Stored items:

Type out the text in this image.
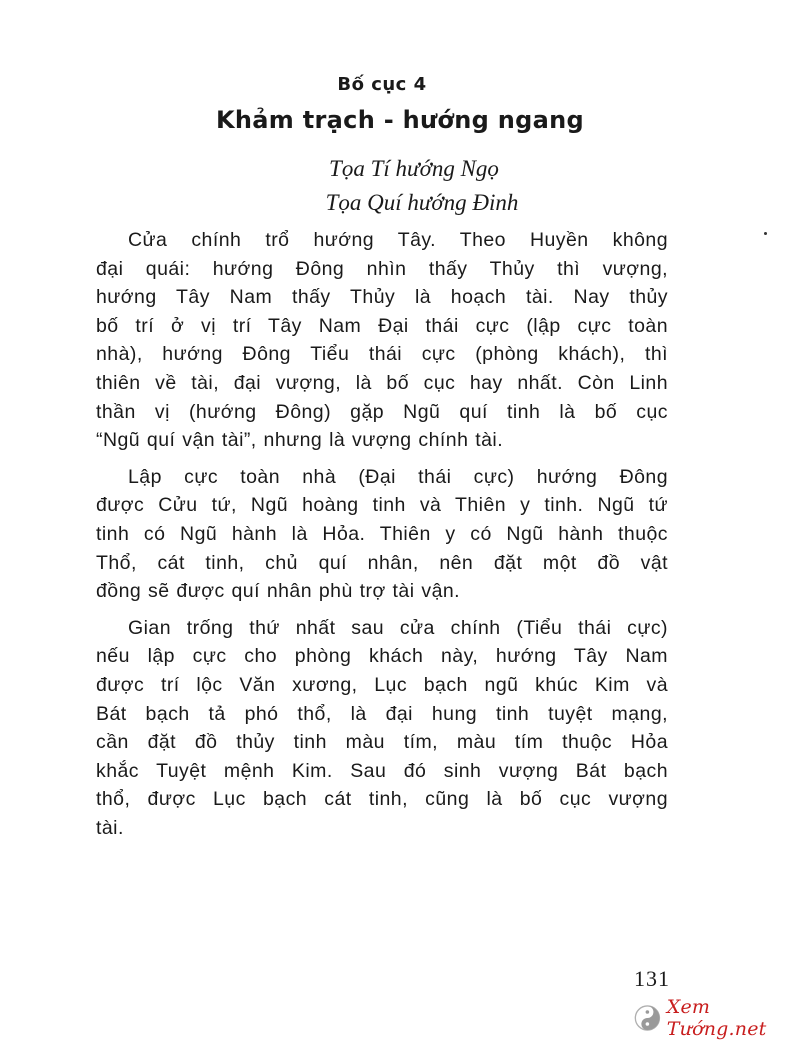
Bố cục 4
Khảm trạch - hướng ngang
Tọa Tí hướng Ngọ
Tọa Quí hướng Đinh

Cửa chính trổ hướng Tây. Theo Huyền không
đại quái: hướng Đông nhìn thấy Thủy thì vượng,
hướng Tây Nam thấy Thủy là hoạch tài. Nay thủy
bố trí ở vị trí Tây Nam Đại thái cực (lập cực toàn
nhà), hướng Đông Tiểu thái cực (phòng khách), thì
thiên về tài, đại vượng, là bố cục hay nhất. Còn Linh
thần vị (hướng Đông) gặp Ngũ quí tinh là bố cục
“Ngũ quí vận tài”, nhưng là vượng chính tài.

Lập cực toàn nhà (Đại thái cực) hướng Đông
được Cửu tứ, Ngũ hoàng tinh và Thiên y tinh. Ngũ tứ
tinh có Ngũ hành là Hỏa. Thiên y có Ngũ hành thuộc
Thổ, cát tinh, chủ quí nhân, nên đặt một đồ vật
đồng sẽ được quí nhân phù trợ tài vận.

Gian trống thứ nhất sau cửa chính (Tiểu thái cực)
nếu lập cực cho phòng khách này, hướng Tây Nam
được trí lộc Văn xương, Lục bạch ngũ khúc Kim và
Bát bạch tả phó thổ, là đại hung tinh tuyệt mạng,
cần đặt đồ thủy tinh màu tím, màu tím thuộc Hỏa
khắc Tuyệt mệnh Kim. Sau đó sinh vượng Bát bạch
thổ, được Lục bạch cát tinh, cũng là bố cục vượng
tài.

131
Xem Tướng.net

# TASK DESCRIPTION:
Write out each line of the data exactly; the images should be left out.

# CORRECT RESULT:
Type out the text in this image.
Bố cục 4
Khảm trạch - hướng ngang
Tọa Tí hướng Ngọ
Tọa Quí hướng Đinh

Cửa chính trổ hướng Tây. Theo Huyền không
đại quái: hướng Đông nhìn thấy Thủy thì vượng,
hướng Tây Nam thấy Thủy là hoạch tài. Nay thủy
bố trí ở vị trí Tây Nam Đại thái cực (lập cực toàn
nhà), hướng Đông Tiểu thái cực (phòng khách), thì
thiên về tài, đại vượng, là bố cục hay nhất. Còn Linh
thần vị (hướng Đông) gặp Ngũ quí tinh là bố cục
“Ngũ quí vận tài”, nhưng là vượng chính tài.

Lập cực toàn nhà (Đại thái cực) hướng Đông
được Cửu tứ, Ngũ hoàng tinh và Thiên y tinh. Ngũ tứ
tinh có Ngũ hành là Hỏa. Thiên y có Ngũ hành thuộc
Thổ, cát tinh, chủ quí nhân, nên đặt một đồ vật
đồng sẽ được quí nhân phù trợ tài vận.

Gian trống thứ nhất sau cửa chính (Tiểu thái cực)
nếu lập cực cho phòng khách này, hướng Tây Nam
được trí lộc Văn xương, Lục bạch ngũ khúc Kim và
Bát bạch tả phó thổ, là đại hung tinh tuyệt mạng,
cần đặt đồ thủy tinh màu tím, màu tím thuộc Hỏa
khắc Tuyệt mệnh Kim. Sau đó sinh vượng Bát bạch
thổ, được Lục bạch cát tinh, cũng là bố cục vượng
tài.

131
Xem Tướng.net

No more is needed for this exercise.